Data tied to figure images
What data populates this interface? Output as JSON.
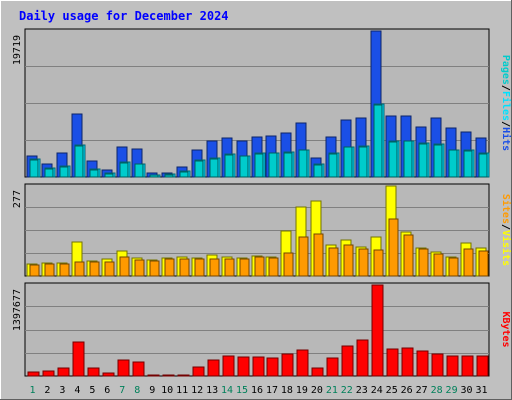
{
  "chart_data": [
    {
      "type": "bar",
      "title": "Daily usage for December 2024",
      "categories": [
        "1",
        "2",
        "3",
        "4",
        "5",
        "6",
        "7",
        "8",
        "9",
        "10",
        "11",
        "12",
        "13",
        "14",
        "15",
        "16",
        "17",
        "18",
        "19",
        "20",
        "21",
        "22",
        "23",
        "24",
        "25",
        "26",
        "27",
        "28",
        "29",
        "30",
        "31"
      ],
      "weekend_days": [
        "1",
        "7",
        "8",
        "14",
        "15",
        "21",
        "22",
        "28",
        "29"
      ],
      "panels": [
        {
          "max_label": "19719",
          "ymax": 19719,
          "side_label": [
            "Pages",
            "Files",
            "Hits"
          ],
          "series": [
            {
              "name": "Hits",
              "color": "#1a4fe6",
              "values": [
                2900,
                1700,
                3300,
                8500,
                2200,
                1000,
                4000,
                3800,
                500,
                600,
                1400,
                3600,
                4800,
                5200,
                4900,
                5400,
                5500,
                6000,
                7300,
                2600,
                5400,
                7700,
                8000,
                19719,
                8200,
                8200,
                6800,
                8000,
                6600,
                6100,
                5300
              ]
            },
            {
              "name": "Files",
              "color": "#00e1ff",
              "values": [
                2400,
                1200,
                1500,
                4300,
                1100,
                500,
                2000,
                1800,
                300,
                400,
                800,
                2300,
                2500,
                3100,
                2900,
                3200,
                3300,
                3400,
                3700,
                1700,
                3200,
                4100,
                4200,
                9900,
                4800,
                4900,
                4600,
                4400,
                3700,
                3600,
                3200
              ]
            },
            {
              "name": "Pages",
              "color": "#00cccc",
              "values": [
                2300,
                1100,
                1400,
                4200,
                1000,
                400,
                1900,
                1700,
                300,
                300,
                700,
                2200,
                2400,
                3000,
                2800,
                3100,
                3200,
                3300,
                3600,
                1600,
                3100,
                4000,
                4100,
                9700,
                4700,
                4800,
                4500,
                4300,
                3600,
                3500,
                3100
              ]
            }
          ]
        },
        {
          "max_label": "277",
          "ymax": 277,
          "side_label": [
            "Sites",
            "Visits"
          ],
          "series": [
            {
              "name": "Visits",
              "color": "#ffff00",
              "values": [
                38,
                40,
                40,
                106,
                47,
                52,
                78,
                56,
                50,
                55,
                58,
                56,
                64,
                59,
                55,
                62,
                57,
                138,
                212,
                231,
                96,
                110,
                88,
                121,
                277,
                134,
                87,
                74,
                60,
                101,
                85
              ]
            },
            {
              "name": "Sites",
              "color": "#ff9a00",
              "values": [
                35,
                37,
                36,
                42,
                44,
                44,
                60,
                49,
                47,
                51,
                52,
                51,
                53,
                53,
                52,
                57,
                55,
                72,
                119,
                129,
                87,
                95,
                84,
                79,
                174,
                125,
                83,
                67,
                56,
                84,
                77
              ]
            }
          ]
        },
        {
          "max_label": "1397677",
          "ymax": 1397677,
          "side_label": [
            "KBytes"
          ],
          "series": [
            {
              "name": "KBytes",
              "color": "#ff0000",
              "values": [
                65000,
                75000,
                130000,
                520000,
                125000,
                40000,
                240000,
                215000,
                18000,
                15000,
                18000,
                135000,
                250000,
                310000,
                285000,
                295000,
                280000,
                345000,
                405000,
                130000,
                280000,
                465000,
                555000,
                1397677,
                415000,
                435000,
                390000,
                335000,
                300000,
                300000,
                300000
              ]
            }
          ]
        }
      ],
      "grid": true
    }
  ]
}
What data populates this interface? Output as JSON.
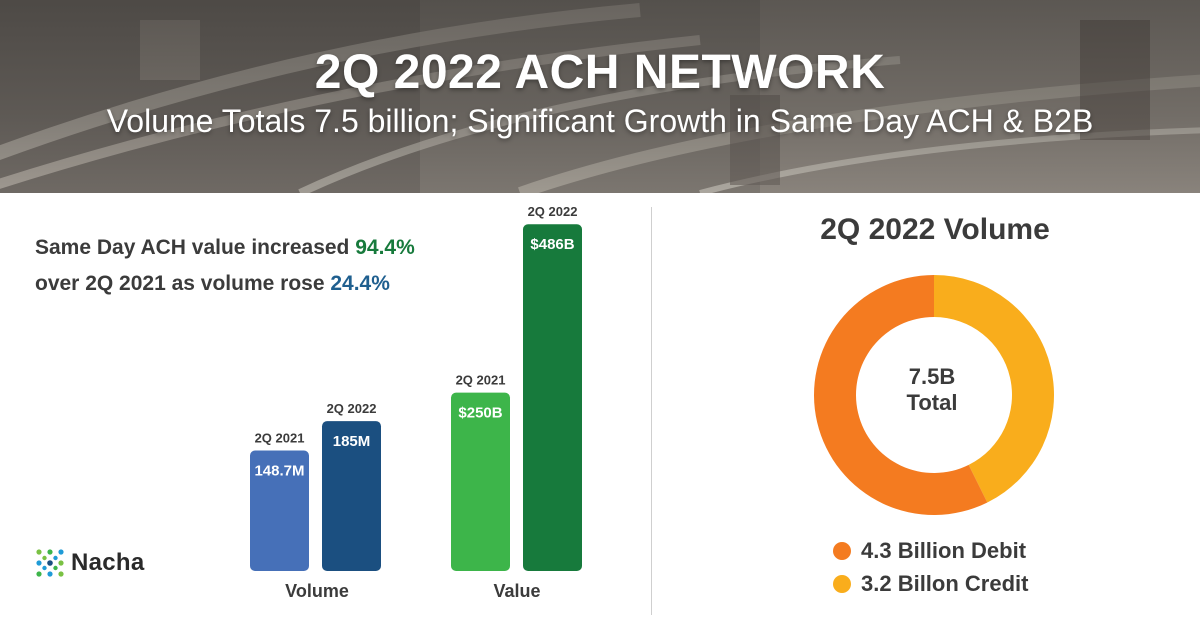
{
  "banner": {
    "title": "2Q 2022 ACH NETWORK",
    "subtitle": "Volume Totals 7.5 billion; Significant Growth in Same Day ACH & B2B"
  },
  "headline": {
    "part1": "Same Day ACH value increased ",
    "value_pct": "94.4%",
    "part2": "over 2Q 2021 as volume rose ",
    "volume_pct": "24.4%"
  },
  "logo": {
    "text": "Nacha"
  },
  "colors": {
    "volume_2021": "#4670b8",
    "volume_2022": "#1b4f80",
    "value_2021": "#3db54a",
    "value_2022": "#177a3c",
    "debit": "#f47b20",
    "credit": "#f9ad1c",
    "headline_green": "#177a3c",
    "headline_blue": "#1f5f8f"
  },
  "donut": {
    "title": "2Q 2022 Volume",
    "center_line1": "7.5B",
    "center_line2": "Total"
  },
  "chart_data": [
    {
      "type": "bar",
      "groups": [
        {
          "label": "Volume",
          "unit": "M",
          "bars": [
            {
              "category": "2Q 2021",
              "value": 148.7,
              "label": "148.7M"
            },
            {
              "category": "2Q 2022",
              "value": 185,
              "label": "185M"
            }
          ]
        },
        {
          "label": "Value",
          "unit": "B",
          "bars": [
            {
              "category": "2Q 2021",
              "value": 250,
              "label": "$250B"
            },
            {
              "category": "2Q 2022",
              "value": 486,
              "label": "$486B"
            }
          ]
        }
      ]
    },
    {
      "type": "pie",
      "title": "2Q 2022 Volume",
      "slices": [
        {
          "name": "Debit",
          "value": 4.3,
          "label": "4.3 Billion Debit"
        },
        {
          "name": "Credit",
          "value": 3.2,
          "label": "3.2 Billon Credit"
        }
      ]
    }
  ]
}
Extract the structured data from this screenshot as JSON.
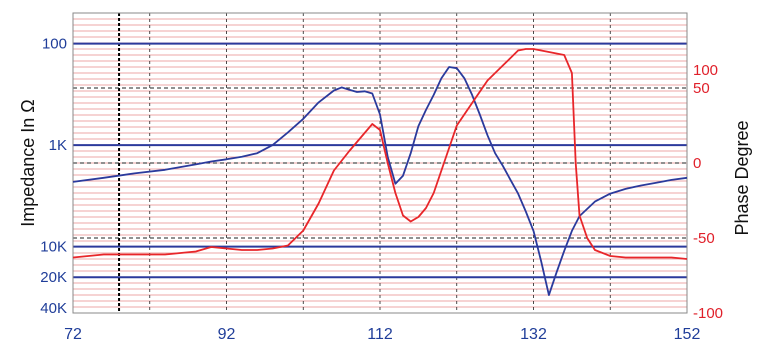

### Request:
Give only the count of lines in which the string "name" appears.

### The output:
8